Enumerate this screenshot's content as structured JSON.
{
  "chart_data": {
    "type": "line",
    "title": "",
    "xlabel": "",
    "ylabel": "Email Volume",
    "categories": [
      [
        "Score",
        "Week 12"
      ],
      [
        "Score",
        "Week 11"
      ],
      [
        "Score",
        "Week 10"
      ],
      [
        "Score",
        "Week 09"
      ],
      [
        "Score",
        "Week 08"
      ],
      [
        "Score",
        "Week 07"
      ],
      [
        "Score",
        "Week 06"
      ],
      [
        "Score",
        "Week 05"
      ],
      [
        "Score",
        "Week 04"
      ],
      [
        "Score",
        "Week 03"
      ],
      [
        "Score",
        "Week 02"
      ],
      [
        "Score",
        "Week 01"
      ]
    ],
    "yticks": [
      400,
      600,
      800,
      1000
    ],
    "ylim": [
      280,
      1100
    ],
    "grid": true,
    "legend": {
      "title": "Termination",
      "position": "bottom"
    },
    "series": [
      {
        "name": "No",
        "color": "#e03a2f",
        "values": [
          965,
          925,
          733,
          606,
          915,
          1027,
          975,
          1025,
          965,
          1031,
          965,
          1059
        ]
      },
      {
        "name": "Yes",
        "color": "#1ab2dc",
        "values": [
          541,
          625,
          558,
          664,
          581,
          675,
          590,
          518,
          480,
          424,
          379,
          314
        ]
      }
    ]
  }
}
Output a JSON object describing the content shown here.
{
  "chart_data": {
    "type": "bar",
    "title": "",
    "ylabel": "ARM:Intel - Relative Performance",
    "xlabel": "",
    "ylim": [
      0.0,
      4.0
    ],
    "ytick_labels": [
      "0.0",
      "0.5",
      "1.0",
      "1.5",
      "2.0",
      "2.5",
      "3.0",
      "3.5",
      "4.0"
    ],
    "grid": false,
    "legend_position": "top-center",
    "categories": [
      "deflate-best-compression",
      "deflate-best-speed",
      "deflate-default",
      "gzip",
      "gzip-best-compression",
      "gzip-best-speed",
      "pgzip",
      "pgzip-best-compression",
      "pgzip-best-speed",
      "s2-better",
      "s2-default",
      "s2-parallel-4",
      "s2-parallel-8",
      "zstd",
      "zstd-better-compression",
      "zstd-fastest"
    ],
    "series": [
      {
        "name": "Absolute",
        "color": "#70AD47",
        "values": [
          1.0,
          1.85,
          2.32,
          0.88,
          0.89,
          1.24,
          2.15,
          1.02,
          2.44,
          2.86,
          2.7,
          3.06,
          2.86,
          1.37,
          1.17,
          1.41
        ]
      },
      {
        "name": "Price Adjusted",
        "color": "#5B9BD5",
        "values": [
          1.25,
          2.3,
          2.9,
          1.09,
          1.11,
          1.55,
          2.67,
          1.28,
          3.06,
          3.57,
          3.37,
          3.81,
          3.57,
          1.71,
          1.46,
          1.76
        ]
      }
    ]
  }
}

================

JOB:
Would you reproduce all the entries exactly?

SOLUTION:
Enumerate this screenshot's content as structured JSON.
{
  "chart_data": {
    "type": "line",
    "title": "",
    "xlabel": "",
    "ylabel": "Email Volume",
    "categories": [
      [
        "Score",
        "Week 12"
      ],
      [
        "Score",
        "Week 11"
      ],
      [
        "Score",
        "Week 10"
      ],
      [
        "Score",
        "Week 09"
      ],
      [
        "Score",
        "Week 08"
      ],
      [
        "Score",
        "Week 07"
      ],
      [
        "Score",
        "Week 06"
      ],
      [
        "Score",
        "Week 05"
      ],
      [
        "Score",
        "Week 04"
      ],
      [
        "Score",
        "Week 03"
      ],
      [
        "Score",
        "Week 02"
      ],
      [
        "Score",
        "Week 01"
      ]
    ],
    "yticks": [
      400,
      600,
      800,
      1000
    ],
    "ylim": [
      280,
      1100
    ],
    "grid": true,
    "legend": {
      "title": "Termination",
      "position": "bottom"
    },
    "series": [
      {
        "name": "No",
        "color": "#e03a2f",
        "values": [
          965,
          925,
          733,
          606,
          915,
          1027,
          975,
          1025,
          965,
          1031,
          965,
          1059
        ]
      },
      {
        "name": "Yes",
        "color": "#1ab2dc",
        "values": [
          541,
          625,
          558,
          664,
          581,
          675,
          590,
          518,
          480,
          424,
          379,
          314
        ]
      }
    ]
  }
}
Output a JSON object describing the content shown here.
{
  "chart_data": {
    "type": "bar",
    "title": "",
    "ylabel": "ARM:Intel - Relative Performance",
    "xlabel": "",
    "ylim": [
      0.0,
      4.0
    ],
    "ytick_labels": [
      "0.0",
      "0.5",
      "1.0",
      "1.5",
      "2.0",
      "2.5",
      "3.0",
      "3.5",
      "4.0"
    ],
    "grid": false,
    "legend_position": "top-center",
    "categories": [
      "deflate-best-compression",
      "deflate-best-speed",
      "deflate-default",
      "gzip",
      "gzip-best-compression",
      "gzip-best-speed",
      "pgzip",
      "pgzip-best-compression",
      "pgzip-best-speed",
      "s2-better",
      "s2-default",
      "s2-parallel-4",
      "s2-parallel-8",
      "zstd",
      "zstd-better-compression",
      "zstd-fastest"
    ],
    "series": [
      {
        "name": "Absolute",
        "color": "#70AD47",
        "values": [
          1.0,
          1.85,
          2.32,
          0.88,
          0.89,
          1.24,
          2.15,
          1.02,
          2.44,
          2.86,
          2.7,
          3.06,
          2.86,
          1.37,
          1.17,
          1.41
        ]
      },
      {
        "name": "Price Adjusted",
        "color": "#5B9BD5",
        "values": [
          1.25,
          2.3,
          2.9,
          1.09,
          1.11,
          1.55,
          2.67,
          1.28,
          3.06,
          3.57,
          3.37,
          3.81,
          3.57,
          1.71,
          1.46,
          1.76
        ]
      }
    ]
  }
}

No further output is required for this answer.